* start Supplied passage *
Hw4 Problem 7

### Problem 7

Let $G$ be a group with a finite number of elements. For $a \in G$, we define $a^n=a*a* \cdots *a$ for $n$ factors. Show that for any $a \in G$, there exists an $n\in \mathbb{Z}^+$ such that $a^n=e$. [Hint: Consider $e, a, a^2, a^3, \dots, a^m$ where $m$ is the number of elements in $G$, and use the cancellation laws.]

Solution
Let $G$ be a group with a finite number of elements, and let $a\in G$.
Now, since $G$ is a group, it is closed under the operation $*$, and since $G$ is both finite and closed under $*$, $a^k \in G$ for all $k\in \{0,1,2,...,j\}$, where $j>k$ for all $k \in \{0,1,2,...,j\}$.
Clearly, either all elements of the form $a^k$ are unique in $G$, or there exist some elements $a^x,a^y \in G$ with $x\neq y$ s.t. $a^x=a^y$.
* end Supplied passage *
* start Data section *
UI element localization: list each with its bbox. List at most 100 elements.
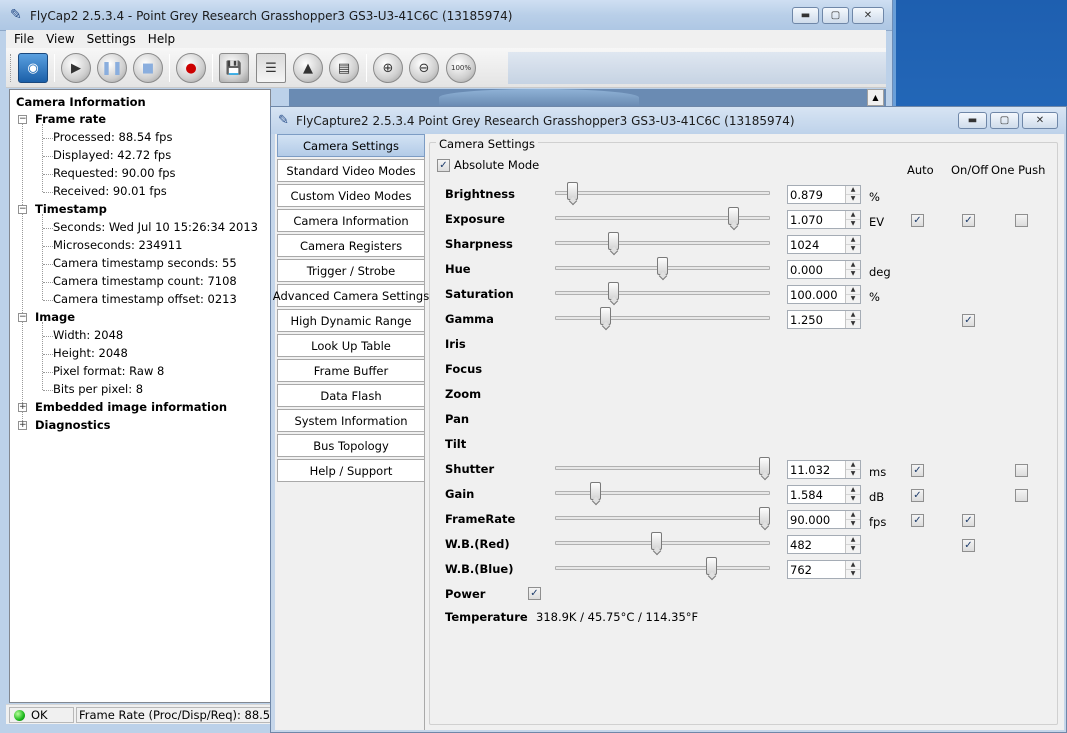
nav-standard-video-modes[interactable]: Standard Video Modes bbox=[277, 159, 425, 182]
camera-info-tree[interactable]: Camera Information − Frame rate Processe… bbox=[9, 89, 271, 703]
zoom-out-icon[interactable]: ⊖ bbox=[409, 53, 439, 83]
tree-embedded-info[interactable]: Embedded image information bbox=[35, 400, 227, 414]
image-view[interactable] bbox=[289, 89, 886, 106]
value-text-hue[interactable]: 0.000 bbox=[790, 263, 823, 277]
nav-data-flash[interactable]: Data Flash bbox=[277, 384, 425, 407]
value-spinner-w-b-blue[interactable]: 762 ▲ ▼ bbox=[787, 560, 861, 579]
tree-requested[interactable]: Requested: 90.00 fps bbox=[53, 166, 176, 180]
nav-trigger-strobe[interactable]: Trigger / Strobe bbox=[277, 259, 425, 282]
spin-arrows-icon[interactable]: ▲ ▼ bbox=[845, 461, 860, 478]
spin-arrows-icon[interactable]: ▲ ▼ bbox=[845, 286, 860, 303]
menu-view[interactable]: View bbox=[46, 32, 82, 46]
value-spinner-brightness[interactable]: 0.879 ▲ ▼ bbox=[787, 185, 861, 204]
nav-bus-topology[interactable]: Bus Topology bbox=[277, 434, 425, 457]
chat-icon[interactable]: ▤ bbox=[329, 53, 359, 83]
tree-seconds[interactable]: Seconds: Wed Jul 10 15:26:34 2013 bbox=[53, 220, 258, 234]
collapse-icon[interactable]: − bbox=[18, 313, 27, 322]
close-button[interactable]: ✕ bbox=[852, 7, 884, 24]
tree-width[interactable]: Width: 2048 bbox=[53, 328, 123, 342]
slider-track-brightness[interactable] bbox=[555, 191, 770, 195]
dialog-minimize-button[interactable]: ▬ bbox=[958, 112, 987, 129]
onoff-checkbox-w-b-red[interactable]: ✓ bbox=[962, 539, 975, 552]
spin-arrows-icon[interactable]: ▲ ▼ bbox=[845, 261, 860, 278]
main-titlebar[interactable]: ✎ FlyCap2 2.5.3.4 - Point Grey Research … bbox=[0, 0, 892, 31]
spin-arrows-icon[interactable]: ▲ ▼ bbox=[845, 211, 860, 228]
value-spinner-shutter[interactable]: 11.032 ▲ ▼ bbox=[787, 460, 861, 479]
slider-thumb-gamma[interactable] bbox=[599, 307, 611, 325]
tree-pixel-format[interactable]: Pixel format: Raw 8 bbox=[53, 364, 164, 378]
slider-track-sharpness[interactable] bbox=[555, 241, 770, 245]
onepush-checkbox-exposure[interactable] bbox=[1015, 214, 1028, 227]
spin-arrows-icon[interactable]: ▲ ▼ bbox=[845, 561, 860, 578]
camera-icon[interactable]: ◉ bbox=[18, 53, 48, 83]
nav-look-up-table[interactable]: Look Up Table bbox=[277, 334, 425, 357]
dialog-maximize-button[interactable]: ▢ bbox=[990, 112, 1019, 129]
zoom-100-icon[interactable]: 100% bbox=[446, 53, 476, 83]
slider-thumb-sharpness[interactable] bbox=[608, 232, 620, 250]
minimize-button[interactable]: ▬ bbox=[792, 7, 819, 24]
slider-thumb-w-b-red[interactable] bbox=[650, 532, 662, 550]
power-checkbox[interactable]: ✓ bbox=[528, 587, 541, 600]
slider-thumb-exposure[interactable] bbox=[728, 207, 740, 225]
value-spinner-sharpness[interactable]: 1024 ▲ ▼ bbox=[787, 235, 861, 254]
auto-checkbox-gain[interactable]: ✓ bbox=[911, 489, 924, 502]
collapse-icon[interactable]: − bbox=[18, 115, 27, 124]
spin-arrows-icon[interactable]: ▲ ▼ bbox=[845, 236, 860, 253]
auto-checkbox-framerate[interactable]: ✓ bbox=[911, 514, 924, 527]
tree-diagnostics[interactable]: Diagnostics bbox=[35, 418, 111, 432]
value-spinner-w-b-red[interactable]: 482 ▲ ▼ bbox=[787, 535, 861, 554]
nav-camera-registers[interactable]: Camera Registers bbox=[277, 234, 425, 257]
spin-arrows-icon[interactable]: ▲ ▼ bbox=[845, 486, 860, 503]
dialog-close-button[interactable]: ✕ bbox=[1022, 112, 1058, 129]
slider-thumb-gain[interactable] bbox=[589, 482, 601, 500]
slider-track-gamma[interactable] bbox=[555, 316, 770, 320]
maximize-button[interactable]: ▢ bbox=[822, 7, 849, 24]
dialog-titlebar[interactable]: ✎ FlyCapture2 2.5.3.4 Point Grey Researc… bbox=[271, 107, 1066, 134]
slider-track-saturation[interactable] bbox=[555, 291, 770, 295]
value-text-framerate[interactable]: 90.000 bbox=[790, 513, 830, 527]
value-spinner-gain[interactable]: 1.584 ▲ ▼ bbox=[787, 485, 861, 504]
spin-arrows-icon[interactable]: ▲ ▼ bbox=[845, 511, 860, 528]
menu-help[interactable]: Help bbox=[148, 32, 183, 46]
value-text-w-b-red[interactable]: 482 bbox=[790, 538, 812, 552]
slider-track-w-b-blue[interactable] bbox=[555, 566, 770, 570]
spin-arrows-icon[interactable]: ▲ ▼ bbox=[845, 186, 860, 203]
value-text-saturation[interactable]: 100.000 bbox=[790, 288, 838, 302]
slider-thumb-brightness[interactable] bbox=[567, 182, 579, 200]
onepush-checkbox-gain[interactable] bbox=[1015, 489, 1028, 502]
tree-cam-seconds[interactable]: Camera timestamp seconds: 55 bbox=[53, 256, 237, 270]
auto-checkbox-shutter[interactable]: ✓ bbox=[911, 464, 924, 477]
auto-checkbox-exposure[interactable]: ✓ bbox=[911, 214, 924, 227]
toolbar-grip[interactable] bbox=[10, 54, 13, 82]
tree-received[interactable]: Received: 90.01 fps bbox=[53, 184, 167, 198]
nav-help-support[interactable]: Help / Support bbox=[277, 459, 425, 482]
tree-frame-rate[interactable]: Frame rate bbox=[35, 112, 106, 126]
tree-microseconds[interactable]: Microseconds: 234911 bbox=[53, 238, 182, 252]
menu-settings[interactable]: Settings bbox=[87, 32, 144, 46]
value-text-brightness[interactable]: 0.879 bbox=[790, 188, 823, 202]
slider-track-gain[interactable] bbox=[555, 491, 770, 495]
value-text-gain[interactable]: 1.584 bbox=[790, 488, 823, 502]
tree-displayed[interactable]: Displayed: 42.72 fps bbox=[53, 148, 171, 162]
nav-camera-information[interactable]: Camera Information bbox=[277, 209, 425, 232]
value-spinner-framerate[interactable]: 90.000 ▲ ▼ bbox=[787, 510, 861, 529]
value-spinner-exposure[interactable]: 1.070 ▲ ▼ bbox=[787, 210, 861, 229]
nav-camera-settings[interactable]: Camera Settings bbox=[277, 134, 425, 157]
value-spinner-saturation[interactable]: 100.000 ▲ ▼ bbox=[787, 285, 861, 304]
onoff-checkbox-exposure[interactable]: ✓ bbox=[962, 214, 975, 227]
value-spinner-gamma[interactable]: 1.250 ▲ ▼ bbox=[787, 310, 861, 329]
slider-thumb-w-b-blue[interactable] bbox=[705, 557, 717, 575]
tree-image[interactable]: Image bbox=[35, 310, 75, 324]
slider-track-framerate[interactable] bbox=[555, 516, 770, 520]
stop-icon[interactable]: ■ bbox=[133, 53, 163, 83]
expand-icon[interactable]: + bbox=[18, 421, 27, 430]
value-text-w-b-blue[interactable]: 762 bbox=[790, 563, 812, 577]
onepush-checkbox-shutter[interactable] bbox=[1015, 464, 1028, 477]
histogram-icon[interactable]: ▲ bbox=[293, 53, 323, 83]
tree-processed[interactable]: Processed: 88.54 fps bbox=[53, 130, 172, 144]
tree-cam-count[interactable]: Camera timestamp count: 7108 bbox=[53, 274, 237, 288]
record-icon[interactable]: ● bbox=[176, 53, 206, 83]
onoff-checkbox-gamma[interactable]: ✓ bbox=[962, 314, 975, 327]
slider-track-shutter[interactable] bbox=[555, 466, 770, 470]
tree-height[interactable]: Height: 2048 bbox=[53, 346, 128, 360]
* end Data section *
Exercise task 1: In the finite group problem, what does the hint say the number m stands for?
Exercise task 2: Write out everything in the finite group problem from "Let $G$ be a group with a finite number of elements." down to "y$ s.t. $a^x=a^y$.", switching "group" to "monoid".
Exercise task 3: Pick up the proof about powers of an element in a finite group after its last sentence and carry it on.

Task response 1: m is the number of elements in G.

Task response 2:
Let $G$ be a monoid with a finite number of elements. For $a \in G$, we define $a^n=a*a* \cdots *a$ for $n$ factors. Show that for any $a \in G$, there exists an $n\in \mathbb{Z}^+$ such that $a^n=e$. [Hint: Consider $e, a, a^2, a^3, \dots, a^m$ where $m$ is the number of elements in $G$, and use the cancellation laws.]

Solution
Let $G$ be a monoid with a finite number of elements, and let $a\in G$.
Now, since $G$ is a monoid, it is closed under the operation $*$, and since $G$ is both finite and closed under $*$, $a^k \in G$ for all $k\in \{0,1,2,...,j\}$, where $j>k$ for all $k \in \{0,1,2,...,j\}$.
Clearly, either all elements of the form $a^k$ are unique in $G$, or there exist some elements $a^x,a^y \in G$ with $x\neq y$ s.t. $a^x=a^y$.

Task response 3:
$\hspace{20pt}$ Suppose all $a^k \in G$ are unique in $G$.
$\hspace{20pt}$ Now, consider $a^j \in G$.
$\hspace{20pt}$ Observe that $a*a^j=a^{j+1} \in G$, since $G$ is closed under $*$.
$\hspace{20pt}$ But this is a contradiction, since $j+1>j$, and it was already shown that $j>k$ for all $a^k \in G$, with $j,k \in \mathbb{Z}^+$.
$\hspace{20pt}$ Thus, there exist some elements $a^x,a^y \in G$ with $x\neq y$ s.t. $a^x=a^y$.
Now, without loss of generality, let $x>y$, and define $(a^k)'=a'*a'*...*a'$ for $k$ factors, where $a'$ is the inverse of $a$.
By definition of group, $a' \in G$, and so $(a^k)'\in G$
Then $a^x*(a^y)'=a^y*(a^y)'$.
Hence, $a^{x-y}=e$, where $x-y\in \mathbb{Z}^+$.
Therefore, all $a\in G$ have an associated $n\in \mathbb{Z}^+$ s.t. $a^n=e$.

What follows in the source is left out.